Records excerpted from a collection
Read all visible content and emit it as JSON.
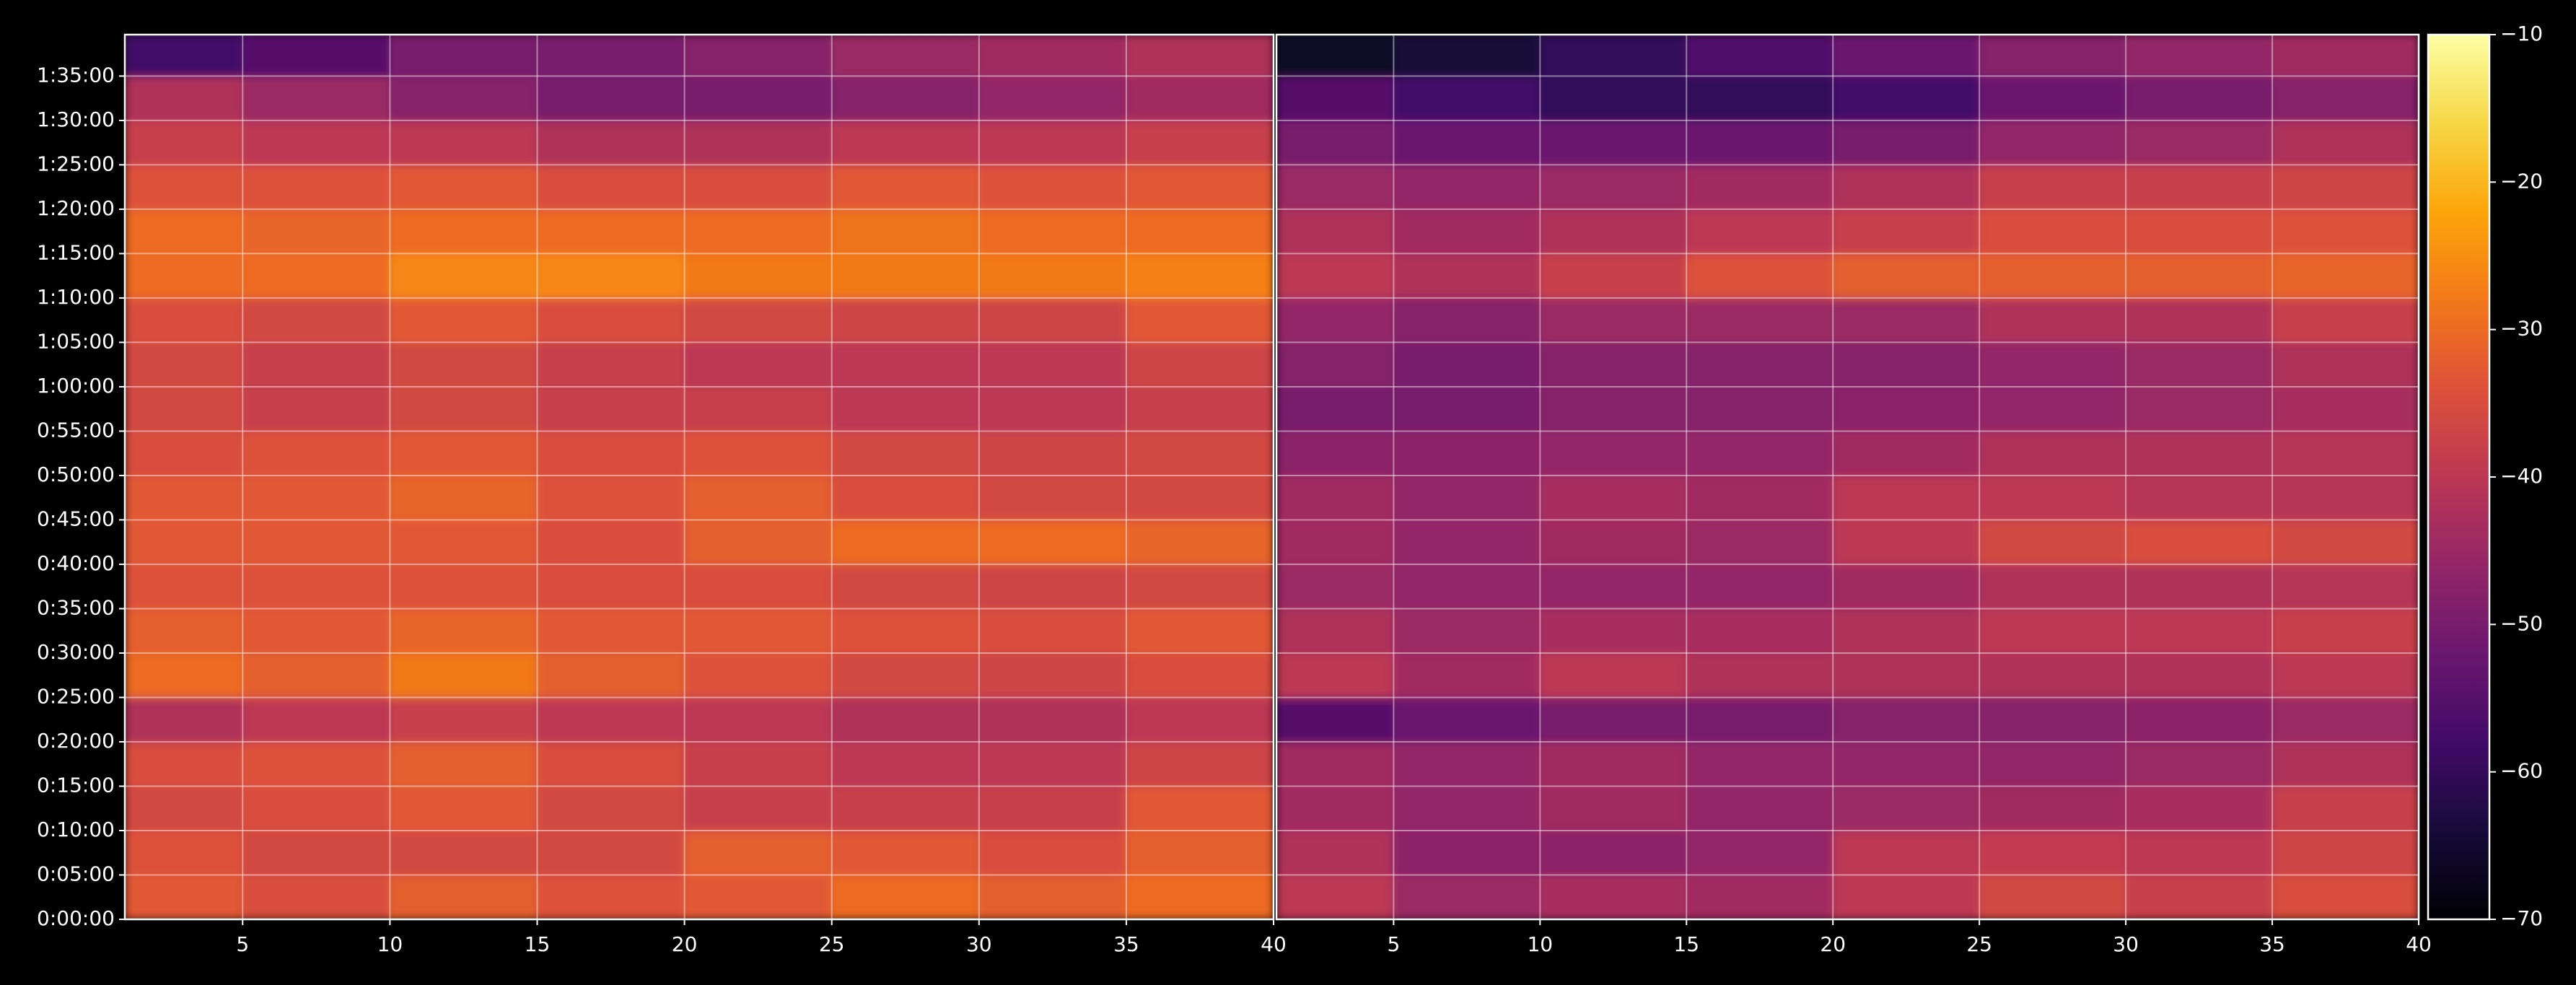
{
  "chart_data": [
    {
      "type": "heatmap",
      "colormap": "inferno",
      "grid": true,
      "xbins": [
        1,
        5,
        10,
        15,
        20,
        25,
        30,
        35,
        40
      ],
      "ybins": [
        0,
        300,
        600,
        900,
        1200,
        1500,
        1800,
        2100,
        2400,
        2700,
        3000,
        3300,
        3600,
        3900,
        4200,
        4500,
        4800,
        5100,
        5400,
        5700,
        5980
      ],
      "xlim": [
        1,
        40
      ],
      "xticks": [
        5,
        10,
        15,
        20,
        25,
        30,
        35,
        40
      ],
      "ylim": [
        0,
        5980
      ],
      "yticks": [
        {
          "value": 0,
          "label": "0:00:00"
        },
        {
          "value": 300,
          "label": "0:05:00"
        },
        {
          "value": 600,
          "label": "0:10:00"
        },
        {
          "value": 900,
          "label": "0:15:00"
        },
        {
          "value": 1200,
          "label": "0:20:00"
        },
        {
          "value": 1500,
          "label": "0:25:00"
        },
        {
          "value": 1800,
          "label": "0:30:00"
        },
        {
          "value": 2100,
          "label": "0:35:00"
        },
        {
          "value": 2400,
          "label": "0:40:00"
        },
        {
          "value": 2700,
          "label": "0:45:00"
        },
        {
          "value": 3000,
          "label": "0:50:00"
        },
        {
          "value": 3300,
          "label": "0:55:00"
        },
        {
          "value": 3600,
          "label": "1:00:00"
        },
        {
          "value": 3900,
          "label": "1:05:00"
        },
        {
          "value": 4200,
          "label": "1:10:00"
        },
        {
          "value": 4500,
          "label": "1:15:00"
        },
        {
          "value": 4800,
          "label": "1:20:00"
        },
        {
          "value": 5100,
          "label": "1:25:00"
        },
        {
          "value": 5400,
          "label": "1:30:00"
        },
        {
          "value": 5700,
          "label": "1:35:00"
        }
      ],
      "values": [
        [
          -33,
          -35,
          -32,
          -34,
          -33,
          -30,
          -32,
          -30
        ],
        [
          -34,
          -36,
          -36,
          -36,
          -32,
          -33,
          -35,
          -32
        ],
        [
          -36,
          -35,
          -33,
          -36,
          -38,
          -38,
          -38,
          -33
        ],
        [
          -35,
          -34,
          -32,
          -35,
          -38,
          -40,
          -40,
          -37
        ],
        [
          -42,
          -40,
          -38,
          -40,
          -40,
          -42,
          -42,
          -40
        ],
        [
          -30,
          -32,
          -28,
          -32,
          -34,
          -36,
          -37,
          -35
        ],
        [
          -32,
          -33,
          -31,
          -33,
          -33,
          -34,
          -35,
          -33
        ],
        [
          -34,
          -34,
          -34,
          -35,
          -35,
          -36,
          -37,
          -36
        ],
        [
          -33,
          -33,
          -33,
          -35,
          -32,
          -30,
          -30,
          -31
        ],
        [
          -33,
          -33,
          -31,
          -34,
          -32,
          -35,
          -36,
          -36
        ],
        [
          -35,
          -34,
          -33,
          -35,
          -34,
          -36,
          -37,
          -36
        ],
        [
          -36,
          -38,
          -36,
          -38,
          -38,
          -40,
          -40,
          -38
        ],
        [
          -36,
          -38,
          -36,
          -38,
          -40,
          -40,
          -40,
          -37
        ],
        [
          -35,
          -36,
          -33,
          -35,
          -36,
          -37,
          -37,
          -33
        ],
        [
          -30,
          -30,
          -26,
          -26,
          -28,
          -28,
          -28,
          -27
        ],
        [
          -30,
          -31,
          -30,
          -30,
          -30,
          -29,
          -30,
          -30
        ],
        [
          -34,
          -34,
          -33,
          -35,
          -35,
          -33,
          -34,
          -33
        ],
        [
          -38,
          -40,
          -40,
          -42,
          -42,
          -40,
          -40,
          -38
        ],
        [
          -42,
          -45,
          -48,
          -50,
          -50,
          -48,
          -46,
          -44
        ],
        [
          -58,
          -55,
          -50,
          -50,
          -48,
          -45,
          -44,
          -42
        ]
      ]
    },
    {
      "type": "heatmap",
      "colormap": "inferno",
      "grid": true,
      "sharey": true,
      "xbins": [
        1,
        5,
        10,
        15,
        20,
        25,
        30,
        35,
        40
      ],
      "ybins": [
        0,
        300,
        600,
        900,
        1200,
        1500,
        1800,
        2100,
        2400,
        2700,
        3000,
        3300,
        3600,
        3900,
        4200,
        4500,
        4800,
        5100,
        5400,
        5700,
        5980
      ],
      "xlim": [
        1,
        40
      ],
      "xticks": [
        5,
        10,
        15,
        20,
        25,
        30,
        35,
        40
      ],
      "ylim": [
        0,
        5980
      ],
      "values": [
        [
          -40,
          -45,
          -43,
          -44,
          -40,
          -36,
          -38,
          -35
        ],
        [
          -42,
          -47,
          -47,
          -46,
          -40,
          -39,
          -40,
          -37
        ],
        [
          -44,
          -46,
          -44,
          -46,
          -45,
          -44,
          -43,
          -38
        ],
        [
          -44,
          -46,
          -44,
          -46,
          -46,
          -46,
          -45,
          -42
        ],
        [
          -55,
          -52,
          -50,
          -50,
          -48,
          -48,
          -47,
          -45
        ],
        [
          -40,
          -44,
          -40,
          -42,
          -42,
          -42,
          -42,
          -40
        ],
        [
          -42,
          -45,
          -43,
          -43,
          -42,
          -40,
          -40,
          -38
        ],
        [
          -45,
          -46,
          -46,
          -46,
          -44,
          -42,
          -42,
          -41
        ],
        [
          -44,
          -46,
          -44,
          -45,
          -40,
          -36,
          -35,
          -36
        ],
        [
          -44,
          -46,
          -43,
          -44,
          -40,
          -40,
          -41,
          -41
        ],
        [
          -47,
          -47,
          -46,
          -46,
          -44,
          -42,
          -42,
          -41
        ],
        [
          -50,
          -50,
          -48,
          -48,
          -47,
          -46,
          -45,
          -43
        ],
        [
          -48,
          -50,
          -48,
          -48,
          -48,
          -46,
          -45,
          -42
        ],
        [
          -46,
          -48,
          -45,
          -45,
          -45,
          -42,
          -42,
          -38
        ],
        [
          -40,
          -42,
          -38,
          -34,
          -32,
          -32,
          -32,
          -31
        ],
        [
          -42,
          -44,
          -42,
          -40,
          -38,
          -35,
          -35,
          -34
        ],
        [
          -45,
          -46,
          -45,
          -44,
          -42,
          -38,
          -38,
          -37
        ],
        [
          -50,
          -52,
          -52,
          -52,
          -50,
          -46,
          -45,
          -42
        ],
        [
          -55,
          -58,
          -60,
          -60,
          -58,
          -52,
          -50,
          -48
        ],
        [
          -66,
          -64,
          -60,
          -56,
          -52,
          -48,
          -46,
          -44
        ]
      ],
      "colorbar": {
        "lim": [
          -70,
          -10
        ],
        "ticks": [
          {
            "value": -70,
            "label": "−70"
          },
          {
            "value": -60,
            "label": "−60"
          },
          {
            "value": -50,
            "label": "−50"
          },
          {
            "value": -40,
            "label": "−40"
          },
          {
            "value": -30,
            "label": "−30"
          },
          {
            "value": -20,
            "label": "−20"
          },
          {
            "value": -10,
            "label": "−10"
          }
        ]
      }
    }
  ]
}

_THE PROBLEM_. Copy out all of the material exactly as written, without its pictures.

_RESULT_.
Read all visible content and emit it as JSON.
{
  "chart_data": [
    {
      "type": "heatmap",
      "colormap": "inferno",
      "grid": true,
      "xbins": [
        1,
        5,
        10,
        15,
        20,
        25,
        30,
        35,
        40
      ],
      "ybins": [
        0,
        300,
        600,
        900,
        1200,
        1500,
        1800,
        2100,
        2400,
        2700,
        3000,
        3300,
        3600,
        3900,
        4200,
        4500,
        4800,
        5100,
        5400,
        5700,
        5980
      ],
      "xlim": [
        1,
        40
      ],
      "xticks": [
        5,
        10,
        15,
        20,
        25,
        30,
        35,
        40
      ],
      "ylim": [
        0,
        5980
      ],
      "yticks": [
        {
          "value": 0,
          "label": "0:00:00"
        },
        {
          "value": 300,
          "label": "0:05:00"
        },
        {
          "value": 600,
          "label": "0:10:00"
        },
        {
          "value": 900,
          "label": "0:15:00"
        },
        {
          "value": 1200,
          "label": "0:20:00"
        },
        {
          "value": 1500,
          "label": "0:25:00"
        },
        {
          "value": 1800,
          "label": "0:30:00"
        },
        {
          "value": 2100,
          "label": "0:35:00"
        },
        {
          "value": 2400,
          "label": "0:40:00"
        },
        {
          "value": 2700,
          "label": "0:45:00"
        },
        {
          "value": 3000,
          "label": "0:50:00"
        },
        {
          "value": 3300,
          "label": "0:55:00"
        },
        {
          "value": 3600,
          "label": "1:00:00"
        },
        {
          "value": 3900,
          "label": "1:05:00"
        },
        {
          "value": 4200,
          "label": "1:10:00"
        },
        {
          "value": 4500,
          "label": "1:15:00"
        },
        {
          "value": 4800,
          "label": "1:20:00"
        },
        {
          "value": 5100,
          "label": "1:25:00"
        },
        {
          "value": 5400,
          "label": "1:30:00"
        },
        {
          "value": 5700,
          "label": "1:35:00"
        }
      ],
      "values": [
        [
          -33,
          -35,
          -32,
          -34,
          -33,
          -30,
          -32,
          -30
        ],
        [
          -34,
          -36,
          -36,
          -36,
          -32,
          -33,
          -35,
          -32
        ],
        [
          -36,
          -35,
          -33,
          -36,
          -38,
          -38,
          -38,
          -33
        ],
        [
          -35,
          -34,
          -32,
          -35,
          -38,
          -40,
          -40,
          -37
        ],
        [
          -42,
          -40,
          -38,
          -40,
          -40,
          -42,
          -42,
          -40
        ],
        [
          -30,
          -32,
          -28,
          -32,
          -34,
          -36,
          -37,
          -35
        ],
        [
          -32,
          -33,
          -31,
          -33,
          -33,
          -34,
          -35,
          -33
        ],
        [
          -34,
          -34,
          -34,
          -35,
          -35,
          -36,
          -37,
          -36
        ],
        [
          -33,
          -33,
          -33,
          -35,
          -32,
          -30,
          -30,
          -31
        ],
        [
          -33,
          -33,
          -31,
          -34,
          -32,
          -35,
          -36,
          -36
        ],
        [
          -35,
          -34,
          -33,
          -35,
          -34,
          -36,
          -37,
          -36
        ],
        [
          -36,
          -38,
          -36,
          -38,
          -38,
          -40,
          -40,
          -38
        ],
        [
          -36,
          -38,
          -36,
          -38,
          -40,
          -40,
          -40,
          -37
        ],
        [
          -35,
          -36,
          -33,
          -35,
          -36,
          -37,
          -37,
          -33
        ],
        [
          -30,
          -30,
          -26,
          -26,
          -28,
          -28,
          -28,
          -27
        ],
        [
          -30,
          -31,
          -30,
          -30,
          -30,
          -29,
          -30,
          -30
        ],
        [
          -34,
          -34,
          -33,
          -35,
          -35,
          -33,
          -34,
          -33
        ],
        [
          -38,
          -40,
          -40,
          -42,
          -42,
          -40,
          -40,
          -38
        ],
        [
          -42,
          -45,
          -48,
          -50,
          -50,
          -48,
          -46,
          -44
        ],
        [
          -58,
          -55,
          -50,
          -50,
          -48,
          -45,
          -44,
          -42
        ]
      ]
    },
    {
      "type": "heatmap",
      "colormap": "inferno",
      "grid": true,
      "sharey": true,
      "xbins": [
        1,
        5,
        10,
        15,
        20,
        25,
        30,
        35,
        40
      ],
      "ybins": [
        0,
        300,
        600,
        900,
        1200,
        1500,
        1800,
        2100,
        2400,
        2700,
        3000,
        3300,
        3600,
        3900,
        4200,
        4500,
        4800,
        5100,
        5400,
        5700,
        5980
      ],
      "xlim": [
        1,
        40
      ],
      "xticks": [
        5,
        10,
        15,
        20,
        25,
        30,
        35,
        40
      ],
      "ylim": [
        0,
        5980
      ],
      "values": [
        [
          -40,
          -45,
          -43,
          -44,
          -40,
          -36,
          -38,
          -35
        ],
        [
          -42,
          -47,
          -47,
          -46,
          -40,
          -39,
          -40,
          -37
        ],
        [
          -44,
          -46,
          -44,
          -46,
          -45,
          -44,
          -43,
          -38
        ],
        [
          -44,
          -46,
          -44,
          -46,
          -46,
          -46,
          -45,
          -42
        ],
        [
          -55,
          -52,
          -50,
          -50,
          -48,
          -48,
          -47,
          -45
        ],
        [
          -40,
          -44,
          -40,
          -42,
          -42,
          -42,
          -42,
          -40
        ],
        [
          -42,
          -45,
          -43,
          -43,
          -42,
          -40,
          -40,
          -38
        ],
        [
          -45,
          -46,
          -46,
          -46,
          -44,
          -42,
          -42,
          -41
        ],
        [
          -44,
          -46,
          -44,
          -45,
          -40,
          -36,
          -35,
          -36
        ],
        [
          -44,
          -46,
          -43,
          -44,
          -40,
          -40,
          -41,
          -41
        ],
        [
          -47,
          -47,
          -46,
          -46,
          -44,
          -42,
          -42,
          -41
        ],
        [
          -50,
          -50,
          -48,
          -48,
          -47,
          -46,
          -45,
          -43
        ],
        [
          -48,
          -50,
          -48,
          -48,
          -48,
          -46,
          -45,
          -42
        ],
        [
          -46,
          -48,
          -45,
          -45,
          -45,
          -42,
          -42,
          -38
        ],
        [
          -40,
          -42,
          -38,
          -34,
          -32,
          -32,
          -32,
          -31
        ],
        [
          -42,
          -44,
          -42,
          -40,
          -38,
          -35,
          -35,
          -34
        ],
        [
          -45,
          -46,
          -45,
          -44,
          -42,
          -38,
          -38,
          -37
        ],
        [
          -50,
          -52,
          -52,
          -52,
          -50,
          -46,
          -45,
          -42
        ],
        [
          -55,
          -58,
          -60,
          -60,
          -58,
          -52,
          -50,
          -48
        ],
        [
          -66,
          -64,
          -60,
          -56,
          -52,
          -48,
          -46,
          -44
        ]
      ],
      "colorbar": {
        "lim": [
          -70,
          -10
        ],
        "ticks": [
          {
            "value": -70,
            "label": "−70"
          },
          {
            "value": -60,
            "label": "−60"
          },
          {
            "value": -50,
            "label": "−50"
          },
          {
            "value": -40,
            "label": "−40"
          },
          {
            "value": -30,
            "label": "−30"
          },
          {
            "value": -20,
            "label": "−20"
          },
          {
            "value": -10,
            "label": "−10"
          }
        ]
      }
    }
  ]
}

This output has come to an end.